Exercise requirements
Return every line of the data below that includes the string "cross".

Stored items
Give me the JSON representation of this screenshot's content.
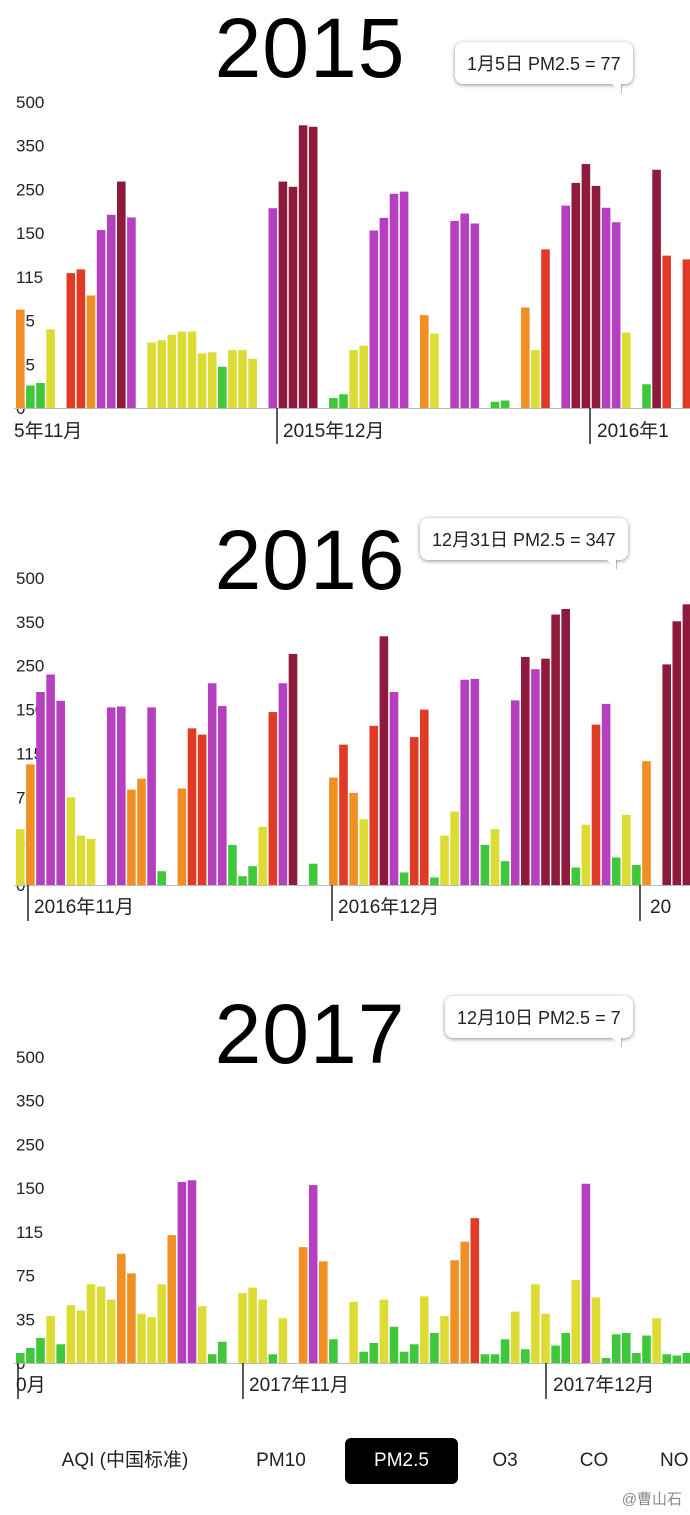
{
  "tabs": [
    {
      "label": "AQI (中国标准)"
    },
    {
      "label": "PM10"
    },
    {
      "label": "PM2.5",
      "active": true
    },
    {
      "label": "O3"
    },
    {
      "label": "CO"
    },
    {
      "label": "NO"
    }
  ],
  "watermark": "@曹山石",
  "colors": {
    "good": "#3ec83a",
    "moderate": "#dcdc35",
    "usg": "#ef8f24",
    "unhealthy": "#e03c25",
    "very_unhealthy": "#b440c0",
    "hazardous": "#8e1a3c"
  },
  "chart_data": [
    {
      "type": "bar",
      "title": "2015",
      "tooltip": "1月5日 PM2.5 = 77",
      "yticks": [
        "500",
        "350",
        "250",
        "150",
        "115",
        "75",
        "35",
        "0"
      ],
      "month_labels": [
        "5年11月",
        "2015年12月",
        "2016年1"
      ],
      "values": [
        85,
        18,
        20,
        67,
        0,
        118,
        121,
        98,
        157,
        192,
        268,
        186,
        0,
        55,
        57,
        62,
        65,
        65,
        45,
        46,
        33,
        48,
        48,
        40,
        0,
        207,
        268,
        256,
        420,
        415,
        0,
        8,
        11,
        48,
        52,
        156,
        185,
        240,
        245,
        0,
        80,
        63,
        0,
        178,
        195,
        172,
        0,
        5,
        6,
        0,
        87,
        48,
        137,
        0,
        213,
        265,
        308,
        258,
        208,
        175,
        64,
        0,
        19,
        295,
        132,
        0,
        129,
        248,
        302,
        203,
        0,
        26,
        78,
        15,
        31,
        93,
        0,
        183
      ]
    },
    {
      "type": "bar",
      "title": "2016",
      "tooltip": "12月31日 PM2.5 = 347",
      "yticks": [
        "500",
        "350",
        "250",
        "150",
        "115",
        "75",
        "35",
        "0"
      ],
      "month_labels": [
        "2016年11月",
        "2016年12月",
        "20"
      ],
      "values": [
        46,
        105,
        190,
        230,
        170,
        75,
        40,
        37,
        0,
        155,
        157,
        82,
        92,
        155,
        11,
        0,
        83,
        135,
        130,
        210,
        158,
        32,
        7,
        15,
        48,
        148,
        210,
        277,
        0,
        17,
        0,
        93,
        122,
        79,
        55,
        137,
        317,
        190,
        10,
        128,
        150,
        6,
        40,
        62,
        218,
        220,
        32,
        46,
        19,
        171,
        270,
        242,
        266,
        375,
        394,
        14,
        50,
        138,
        163,
        22,
        59,
        16,
        108,
        0,
        253,
        352,
        410,
        232,
        369
      ]
    },
    {
      "type": "bar",
      "title": "2017",
      "tooltip": "12月10日 PM2.5 = 7",
      "yticks": [
        "500",
        "350",
        "250",
        "150",
        "115",
        "75",
        "35",
        "0"
      ],
      "month_labels": [
        "0月",
        "2017年11月",
        "2017年12月"
      ],
      "values": [
        8,
        12,
        20,
        38,
        15,
        48,
        43,
        67,
        65,
        53,
        95,
        77,
        40,
        37,
        67,
        112,
        164,
        168,
        47,
        7,
        17,
        0,
        59,
        64,
        53,
        7,
        36,
        0,
        101,
        157,
        88,
        19,
        0,
        51,
        9,
        16,
        53,
        29,
        9,
        15,
        56,
        24,
        38,
        89,
        106,
        126,
        7,
        7,
        19,
        42,
        11,
        67,
        40,
        14,
        24,
        71,
        160,
        55,
        4,
        23,
        24,
        8,
        22,
        36,
        7,
        6,
        8,
        33
      ]
    }
  ]
}
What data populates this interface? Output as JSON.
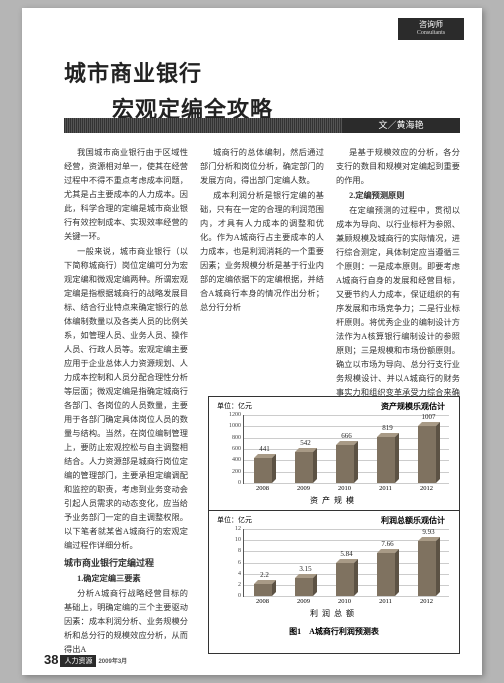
{
  "tab": {
    "zh": "咨询师",
    "en": "Consultants"
  },
  "title": {
    "l1": "城市商业银行",
    "l2": "宏观定编全攻略"
  },
  "byline": "文／黄海艳",
  "col1": {
    "p1": "我国城市商业银行由于区域性经营，资源相对单一，使其在经营过程中不得不重点考虑成本问题，尤其是占主要成本的人力成本。因此，科学合理的定编是城市商业银行有效控制成本、实现效率经营的关键一环。",
    "p2": "一般来说，城市商业银行（以下简称城商行）岗位定编可分为宏观定编和微观定编两种。所谓宏观定编是指根据城商行的战略发展目标、结合行业特点来确定银行的总体编制数量以及各类人员的比例关系，如管理人员、业务人员、操作人员、行政人员等。宏观定编主要应用于企业总体人力资源规划、人力成本控制和人员分配合理性分析等层面；微观定编是指确定城商行各部门、各岗位的人员数量，主要用于各部门确定具体岗位人员的数量与结构。当然，在岗位编制管理上，要防止宏观控松与自主调整相结合。人力资源部是城商行岗位定编的管理部门，主要承担定编调配和监控的职责，考虑到业务变动会引起人员需求的动态变化，应当给予业务部门一定的自主调整权限。以下笔者就某省A城商行的宏观定编过程作详细分析。",
    "h1": "城市商业银行定编过程",
    "sh1": "1.确定定编三要素",
    "p3": "分析A城商行战略经营目标的基础上，明确定编的三个主要驱动因素：成本利润分析、业务规模分析和总分行的规模效应分析，从而得出A"
  },
  "col2": {
    "p1": "城商行的总体编制，然后通过部门分析和岗位分析，确定部门的发展方向，得出部门定编人数。",
    "p2": "成本利润分析是银行定编的基础，只有在一定的合理的利润范围内，才具有人力成本的调整和优化。作为A城商行占主要成本的人力成本，也是利润消耗的一个重要因素；业务规模分析是基于行业内部的定编依据下的定编根据，并结合A城商行本身的情况作出分析；总分行分析",
    "p3": "是基于规模效应的分析，各分支行的数目和规模对定编起到重要的作用。",
    "sh2": "2.定编预测原则",
    "p4": "在定编预测的过程中，贯彻以成本为导向、以行业标杆为参照、兼顾规模及城商行的实际情况，进行综合测定，具体制定应当遵循三个原则：一是成本原则。即要考虑A城商行自身的发展和经营目标，又要节约人力成本，保证组织的有序发展和市场竞争力；二是行业标杆原则。将优秀企业的编制设计方法作为A核算银行编制设计的参照原则；三是规模和市场份额原则。确立以市场为导向、总分行支行业务规模设计、并以A城商行的财务事实力和组织变革承受力综合来确定总编制。",
    "sh3": "3.预测四步走",
    "p5": "第一步　利润成本分析"
  },
  "chart1": {
    "unit": "单位：亿元",
    "title": "资产规模乐观估计",
    "ymax": 1200,
    "ystep": 200,
    "years": [
      "2008",
      "2009",
      "2010",
      "2011",
      "2012"
    ],
    "values": [
      441,
      542,
      666,
      819,
      1007
    ],
    "bar_front": "#7f7260",
    "bar_top": "#a89a86",
    "bar_side": "#5c5244",
    "axis_title": "资产规模"
  },
  "chart2": {
    "unit": "单位：亿元",
    "title": "利润总额乐观估计",
    "ymax": 12,
    "ystep": 2,
    "years": [
      "2008",
      "2009",
      "2010",
      "2011",
      "2012"
    ],
    "values": [
      2.2,
      3.15,
      5.84,
      7.66,
      9.93
    ],
    "bar_front": "#7f7260",
    "bar_top": "#a89a86",
    "bar_side": "#5c5244",
    "axis_title": "利润总额"
  },
  "figure_caption": "图1　A城商行利润预测表",
  "footer": {
    "page": "38",
    "mag": "人力资源",
    "sub": "2009年3月"
  }
}
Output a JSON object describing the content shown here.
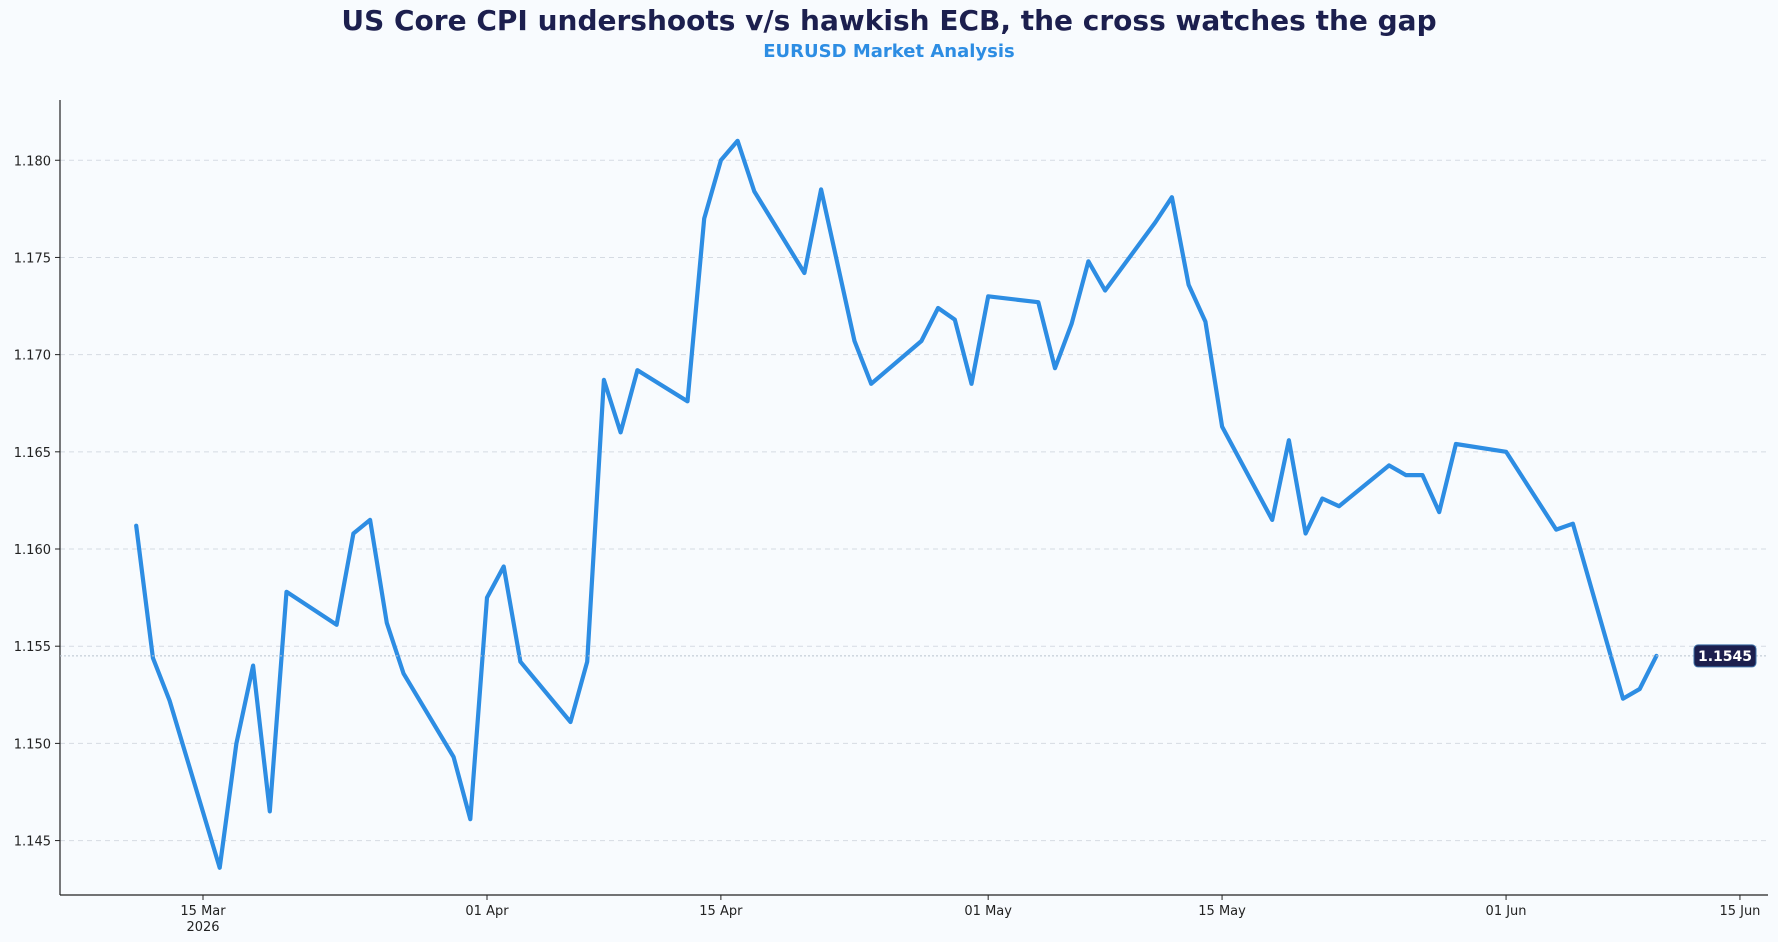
{
  "title": "US Core CPI undershoots v/s hawkish ECB, the cross watches the gap",
  "subtitle": "EURUSD Market Analysis",
  "chart_data": {
    "type": "line",
    "title": "US Core CPI undershoots v/s hawkish ECB, the cross watches the gap",
    "subtitle": "EURUSD Market Analysis",
    "xlabel": "",
    "ylabel": "",
    "ylim": [
      1.1422,
      1.1831
    ],
    "xlim": [
      "2026-03-06",
      "2026-06-15"
    ],
    "grid": "horizontal dashed",
    "y_ticks": [
      "1.145",
      "1.150",
      "1.155",
      "1.160",
      "1.165",
      "1.170",
      "1.175",
      "1.180"
    ],
    "x_ticks": [
      {
        "date": "2026-03-15",
        "label": "15 Mar",
        "sublabel": "2026"
      },
      {
        "date": "2026-04-01",
        "label": "01 Apr",
        "sublabel": ""
      },
      {
        "date": "2026-04-15",
        "label": "15 Apr",
        "sublabel": ""
      },
      {
        "date": "2026-05-01",
        "label": "01 May",
        "sublabel": ""
      },
      {
        "date": "2026-05-15",
        "label": "15 May",
        "sublabel": ""
      },
      {
        "date": "2026-06-01",
        "label": "01 Jun",
        "sublabel": ""
      },
      {
        "date": "2026-06-15",
        "label": "15 Jun",
        "sublabel": ""
      }
    ],
    "last_value_label": "1.1545",
    "colors": {
      "line": "#2d8de3",
      "badge": "#1c1f4e",
      "badge_text": "#ffffff",
      "title": "#1c1f4e",
      "subtitle": "#2d8de3"
    },
    "series": [
      {
        "x": [
          "2026-03-11",
          "2026-03-12",
          "2026-03-13",
          "2026-03-16",
          "2026-03-17",
          "2026-03-18",
          "2026-03-19",
          "2026-03-20",
          "2026-03-23",
          "2026-03-24",
          "2026-03-25",
          "2026-03-26",
          "2026-03-27",
          "2026-03-30",
          "2026-03-31",
          "2026-04-01",
          "2026-04-02",
          "2026-04-03",
          "2026-04-06",
          "2026-04-07",
          "2026-04-08",
          "2026-04-09",
          "2026-04-10",
          "2026-04-13",
          "2026-04-14",
          "2026-04-15",
          "2026-04-16",
          "2026-04-17",
          "2026-04-20",
          "2026-04-21",
          "2026-04-22",
          "2026-04-23",
          "2026-04-24",
          "2026-04-27",
          "2026-04-28",
          "2026-04-29",
          "2026-04-30",
          "2026-05-01",
          "2026-05-04",
          "2026-05-05",
          "2026-05-06",
          "2026-05-07",
          "2026-05-08",
          "2026-05-11",
          "2026-05-12",
          "2026-05-13",
          "2026-05-14",
          "2026-05-15",
          "2026-05-18",
          "2026-05-19",
          "2026-05-20",
          "2026-05-21",
          "2026-05-22",
          "2026-05-25",
          "2026-05-26",
          "2026-05-27",
          "2026-05-28",
          "2026-05-29",
          "2026-06-01",
          "2026-06-04",
          "2026-06-05",
          "2026-06-08",
          "2026-06-09",
          "2026-06-10"
        ],
        "values": [
          1.1612,
          1.1544,
          1.1522,
          1.1436,
          1.15,
          1.154,
          1.1465,
          1.1578,
          1.1561,
          1.1608,
          1.1615,
          1.1562,
          1.1536,
          1.1493,
          1.1461,
          1.1575,
          1.1591,
          1.1542,
          1.1511,
          1.1542,
          1.1687,
          1.166,
          1.1692,
          1.1676,
          1.177,
          1.18,
          1.181,
          1.1784,
          1.1742,
          1.1785,
          1.1746,
          1.1707,
          1.1685,
          1.1707,
          1.1724,
          1.1718,
          1.1685,
          1.173,
          1.1727,
          1.1693,
          1.1716,
          1.1748,
          1.1733,
          1.1768,
          1.1781,
          1.1736,
          1.1717,
          1.1663,
          1.1615,
          1.1656,
          1.1608,
          1.1626,
          1.1622,
          1.1643,
          1.1638,
          1.1638,
          1.1619,
          1.1654,
          1.165,
          1.161,
          1.1613,
          1.1523,
          1.1528,
          1.1545
        ]
      }
    ]
  }
}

Reply
  "title": "US Core CPI undershoots v/s hawkish ECB, the cross watches the gap",
    "title": "US Core CPI undershoots v/s hawkish ECB, the cross watches the gap",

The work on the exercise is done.